___ Task data ___

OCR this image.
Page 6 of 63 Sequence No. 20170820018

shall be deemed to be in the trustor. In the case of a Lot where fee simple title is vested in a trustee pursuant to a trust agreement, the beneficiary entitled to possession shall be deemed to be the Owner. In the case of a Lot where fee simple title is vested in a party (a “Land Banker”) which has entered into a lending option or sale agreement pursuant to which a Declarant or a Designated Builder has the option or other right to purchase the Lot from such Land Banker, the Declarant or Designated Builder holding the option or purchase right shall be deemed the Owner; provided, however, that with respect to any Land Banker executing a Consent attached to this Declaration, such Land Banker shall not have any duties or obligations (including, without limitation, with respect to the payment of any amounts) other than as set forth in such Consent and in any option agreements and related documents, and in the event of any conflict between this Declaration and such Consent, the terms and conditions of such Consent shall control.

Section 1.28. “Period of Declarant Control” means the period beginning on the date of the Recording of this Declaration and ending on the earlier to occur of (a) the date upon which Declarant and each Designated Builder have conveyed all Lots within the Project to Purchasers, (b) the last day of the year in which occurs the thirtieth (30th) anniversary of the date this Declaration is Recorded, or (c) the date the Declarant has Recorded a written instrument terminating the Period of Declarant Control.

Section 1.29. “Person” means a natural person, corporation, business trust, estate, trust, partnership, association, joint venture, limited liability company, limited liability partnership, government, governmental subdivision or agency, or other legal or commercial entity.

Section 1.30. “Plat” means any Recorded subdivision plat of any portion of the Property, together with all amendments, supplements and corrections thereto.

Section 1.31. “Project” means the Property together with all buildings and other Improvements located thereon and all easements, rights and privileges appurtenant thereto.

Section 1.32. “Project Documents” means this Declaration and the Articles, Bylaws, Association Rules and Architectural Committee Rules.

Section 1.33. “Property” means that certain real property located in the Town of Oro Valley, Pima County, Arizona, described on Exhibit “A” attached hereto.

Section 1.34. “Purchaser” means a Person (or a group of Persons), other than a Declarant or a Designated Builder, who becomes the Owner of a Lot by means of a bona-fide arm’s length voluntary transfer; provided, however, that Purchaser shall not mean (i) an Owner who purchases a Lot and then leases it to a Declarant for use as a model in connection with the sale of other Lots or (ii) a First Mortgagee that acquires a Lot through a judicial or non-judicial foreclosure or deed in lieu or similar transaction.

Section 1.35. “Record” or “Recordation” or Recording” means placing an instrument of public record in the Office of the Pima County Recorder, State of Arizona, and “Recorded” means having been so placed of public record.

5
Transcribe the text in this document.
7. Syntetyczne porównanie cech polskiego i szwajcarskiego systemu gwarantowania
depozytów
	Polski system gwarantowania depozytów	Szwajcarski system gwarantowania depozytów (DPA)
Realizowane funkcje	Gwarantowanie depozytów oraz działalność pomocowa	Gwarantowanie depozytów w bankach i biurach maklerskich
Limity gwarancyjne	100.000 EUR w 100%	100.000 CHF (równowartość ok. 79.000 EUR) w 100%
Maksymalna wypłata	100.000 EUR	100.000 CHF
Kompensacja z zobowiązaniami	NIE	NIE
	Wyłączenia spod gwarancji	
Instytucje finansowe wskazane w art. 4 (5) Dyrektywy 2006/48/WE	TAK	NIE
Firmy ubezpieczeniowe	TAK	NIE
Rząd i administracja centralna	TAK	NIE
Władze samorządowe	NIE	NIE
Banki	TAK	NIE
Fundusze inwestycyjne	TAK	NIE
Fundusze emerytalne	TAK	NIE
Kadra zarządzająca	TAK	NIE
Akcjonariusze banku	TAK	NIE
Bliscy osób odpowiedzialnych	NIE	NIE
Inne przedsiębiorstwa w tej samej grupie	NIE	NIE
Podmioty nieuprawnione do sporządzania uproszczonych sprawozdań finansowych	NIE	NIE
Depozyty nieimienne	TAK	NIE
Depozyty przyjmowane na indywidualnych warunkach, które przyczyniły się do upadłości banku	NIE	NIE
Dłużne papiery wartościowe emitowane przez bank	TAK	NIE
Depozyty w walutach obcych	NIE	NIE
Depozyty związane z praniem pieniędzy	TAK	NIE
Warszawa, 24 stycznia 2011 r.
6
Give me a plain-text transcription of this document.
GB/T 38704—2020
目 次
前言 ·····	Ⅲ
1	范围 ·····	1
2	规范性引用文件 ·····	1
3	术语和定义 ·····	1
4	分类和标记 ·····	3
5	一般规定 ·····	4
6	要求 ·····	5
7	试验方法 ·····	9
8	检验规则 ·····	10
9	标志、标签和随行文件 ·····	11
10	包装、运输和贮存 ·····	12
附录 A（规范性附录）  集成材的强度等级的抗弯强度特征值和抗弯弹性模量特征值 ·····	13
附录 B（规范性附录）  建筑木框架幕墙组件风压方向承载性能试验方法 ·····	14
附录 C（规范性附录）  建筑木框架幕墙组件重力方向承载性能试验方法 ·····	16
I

___

Required work: Go through the records above and set each one down exactly, please.

Task response:
OCR this image.
Page 6 of 63 Sequence No. 20170820018

shall be deemed to be in the trustor. In the case of a Lot where fee simple title is vested in a trustee pursuant to a trust agreement, the beneficiary entitled to possession shall be deemed to be the Owner. In the case of a Lot where fee simple title is vested in a party (a “Land Banker”) which has entered into a lending option or sale agreement pursuant to which a Declarant or a Designated Builder has the option or other right to purchase the Lot from such Land Banker, the Declarant or Designated Builder holding the option or purchase right shall be deemed the Owner; provided, however, that with respect to any Land Banker executing a Consent attached to this Declaration, such Land Banker shall not have any duties or obligations (including, without limitation, with respect to the payment of any amounts) other than as set forth in such Consent and in any option agreements and related documents, and in the event of any conflict between this Declaration and such Consent, the terms and conditions of such Consent shall control.

Section 1.28. “Period of Declarant Control” means the period beginning on the date of the Recording of this Declaration and ending on the earlier to occur of (a) the date upon which Declarant and each Designated Builder have conveyed all Lots within the Project to Purchasers, (b) the last day of the year in which occurs the thirtieth (30th) anniversary of the date this Declaration is Recorded, or (c) the date the Declarant has Recorded a written instrument terminating the Period of Declarant Control.

Section 1.29. “Person” means a natural person, corporation, business trust, estate, trust, partnership, association, joint venture, limited liability company, limited liability partnership, government, governmental subdivision or agency, or other legal or commercial entity.

Section 1.30. “Plat” means any Recorded subdivision plat of any portion of the Property, together with all amendments, supplements and corrections thereto.

Section 1.31. “Project” means the Property together with all buildings and other Improvements located thereon and all easements, rights and privileges appurtenant thereto.

Section 1.32. “Project Documents” means this Declaration and the Articles, Bylaws, Association Rules and Architectural Committee Rules.

Section 1.33. “Property” means that certain real property located in the Town of Oro Valley, Pima County, Arizona, described on Exhibit “A” attached hereto.

Section 1.34. “Purchaser” means a Person (or a group of Persons), other than a Declarant or a Designated Builder, who becomes the Owner of a Lot by means of a bona-fide arm’s length voluntary transfer; provided, however, that Purchaser shall not mean (i) an Owner who purchases a Lot and then leases it to a Declarant for use as a model in connection with the sale of other Lots or (ii) a First Mortgagee that acquires a Lot through a judicial or non-judicial foreclosure or deed in lieu or similar transaction.

Section 1.35. “Record” or “Recordation” or Recording” means placing an instrument of public record in the Office of the Pima County Recorder, State of Arizona, and “Recorded” means having been so placed of public record.

5
Transcribe the text in this document.
7. Syntetyczne porównanie cech polskiego i szwajcarskiego systemu gwarantowania
depozytów
	Polski system gwarantowania depozytów	Szwajcarski system gwarantowania depozytów (DPA)
Realizowane funkcje	Gwarantowanie depozytów oraz działalność pomocowa	Gwarantowanie depozytów w bankach i biurach maklerskich
Limity gwarancyjne	100.000 EUR w 100%	100.000 CHF (równowartość ok. 79.000 EUR) w 100%
Maksymalna wypłata	100.000 EUR	100.000 CHF
Kompensacja z zobowiązaniami	NIE	NIE
	Wyłączenia spod gwarancji	
Instytucje finansowe wskazane w art. 4 (5) Dyrektywy 2006/48/WE	TAK	NIE
Firmy ubezpieczeniowe	TAK	NIE
Rząd i administracja centralna	TAK	NIE
Władze samorządowe	NIE	NIE
Banki	TAK	NIE
Fundusze inwestycyjne	TAK	NIE
Fundusze emerytalne	TAK	NIE
Kadra zarządzająca	TAK	NIE
Akcjonariusze banku	TAK	NIE
Bliscy osób odpowiedzialnych	NIE	NIE
Inne przedsiębiorstwa w tej samej grupie	NIE	NIE
Podmioty nieuprawnione do sporządzania uproszczonych sprawozdań finansowych	NIE	NIE
Depozyty nieimienne	TAK	NIE
Depozyty przyjmowane na indywidualnych warunkach, które przyczyniły się do upadłości banku	NIE	NIE
Dłużne papiery wartościowe emitowane przez bank	TAK	NIE
Depozyty w walutach obcych	NIE	NIE
Depozyty związane z praniem pieniędzy	TAK	NIE
Warszawa, 24 stycznia 2011 r.
6
Give me a plain-text transcription of this document.
GB/T 38704—2020
目 次
前言 ·····	Ⅲ
1	范围 ·····	1
2	规范性引用文件 ·····	1
3	术语和定义 ·····	1
4	分类和标记 ·····	3
5	一般规定 ·····	4
6	要求 ·····	5
7	试验方法 ·····	9
8	检验规则 ·····	10
9	标志、标签和随行文件 ·····	11
10	包装、运输和贮存 ·····	12
附录 A（规范性附录）  集成材的强度等级的抗弯强度特征值和抗弯弹性模量特征值 ·····	13
附录 B（规范性附录）  建筑木框架幕墙组件风压方向承载性能试验方法 ·····	14
附录 C（规范性附录）  建筑木框架幕墙组件重力方向承载性能试验方法 ·····	16
I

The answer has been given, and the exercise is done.